• **What is expected**: Output the entries verbatim, including every line.

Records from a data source

*** Begin section ***

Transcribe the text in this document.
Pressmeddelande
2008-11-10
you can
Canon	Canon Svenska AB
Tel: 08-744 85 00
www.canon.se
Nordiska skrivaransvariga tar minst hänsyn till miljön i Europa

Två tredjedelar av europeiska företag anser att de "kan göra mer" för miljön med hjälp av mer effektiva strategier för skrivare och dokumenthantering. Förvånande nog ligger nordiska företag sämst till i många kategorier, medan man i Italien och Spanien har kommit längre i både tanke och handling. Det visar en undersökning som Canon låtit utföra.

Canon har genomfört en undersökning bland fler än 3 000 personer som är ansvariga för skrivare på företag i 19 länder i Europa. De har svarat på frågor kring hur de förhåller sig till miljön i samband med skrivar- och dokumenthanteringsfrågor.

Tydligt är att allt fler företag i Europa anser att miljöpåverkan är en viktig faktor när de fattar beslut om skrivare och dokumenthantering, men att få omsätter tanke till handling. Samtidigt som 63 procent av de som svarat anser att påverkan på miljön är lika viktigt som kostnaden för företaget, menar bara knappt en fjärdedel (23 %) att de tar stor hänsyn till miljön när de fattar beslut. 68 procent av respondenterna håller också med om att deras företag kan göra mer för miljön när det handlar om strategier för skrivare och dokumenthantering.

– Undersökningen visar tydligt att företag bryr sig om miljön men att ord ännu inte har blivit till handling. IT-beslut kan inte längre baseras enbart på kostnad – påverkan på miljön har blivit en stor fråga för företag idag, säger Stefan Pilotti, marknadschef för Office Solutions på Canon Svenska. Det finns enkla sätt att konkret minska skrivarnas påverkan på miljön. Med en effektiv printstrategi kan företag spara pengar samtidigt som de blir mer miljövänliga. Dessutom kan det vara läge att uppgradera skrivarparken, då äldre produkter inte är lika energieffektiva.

*** End section ***

• **Response to the task**:
Transcribe the text in this document.
Pressmeddelande
2008-11-10
you can
Canon	Canon Svenska AB
Tel: 08-744 85 00
www.canon.se
Nordiska skrivaransvariga tar minst hänsyn till miljön i Europa

Två tredjedelar av europeiska företag anser att de "kan göra mer" för miljön med hjälp av mer effektiva strategier för skrivare och dokumenthantering. Förvånande nog ligger nordiska företag sämst till i många kategorier, medan man i Italien och Spanien har kommit längre i både tanke och handling. Det visar en undersökning som Canon låtit utföra.

Canon har genomfört en undersökning bland fler än 3 000 personer som är ansvariga för skrivare på företag i 19 länder i Europa. De har svarat på frågor kring hur de förhåller sig till miljön i samband med skrivar- och dokumenthanteringsfrågor.

Tydligt är att allt fler företag i Europa anser att miljöpåverkan är en viktig faktor när de fattar beslut om skrivare och dokumenthantering, men att få omsätter tanke till handling. Samtidigt som 63 procent av de som svarat anser att påverkan på miljön är lika viktigt som kostnaden för företaget, menar bara knappt en fjärdedel (23 %) att de tar stor hänsyn till miljön när de fattar beslut. 68 procent av respondenterna håller också med om att deras företag kan göra mer för miljön när det handlar om strategier för skrivare och dokumenthantering.

– Undersökningen visar tydligt att företag bryr sig om miljön men att ord ännu inte har blivit till handling. IT-beslut kan inte längre baseras enbart på kostnad – påverkan på miljön har blivit en stor fråga för företag idag, säger Stefan Pilotti, marknadschef för Office Solutions på Canon Svenska. Det finns enkla sätt att konkret minska skrivarnas påverkan på miljön. Med en effektiv printstrategi kan företag spara pengar samtidigt som de blir mer miljövänliga. Dessutom kan det vara läge att uppgradera skrivarparken, då äldre produkter inte är lika energieffektiva.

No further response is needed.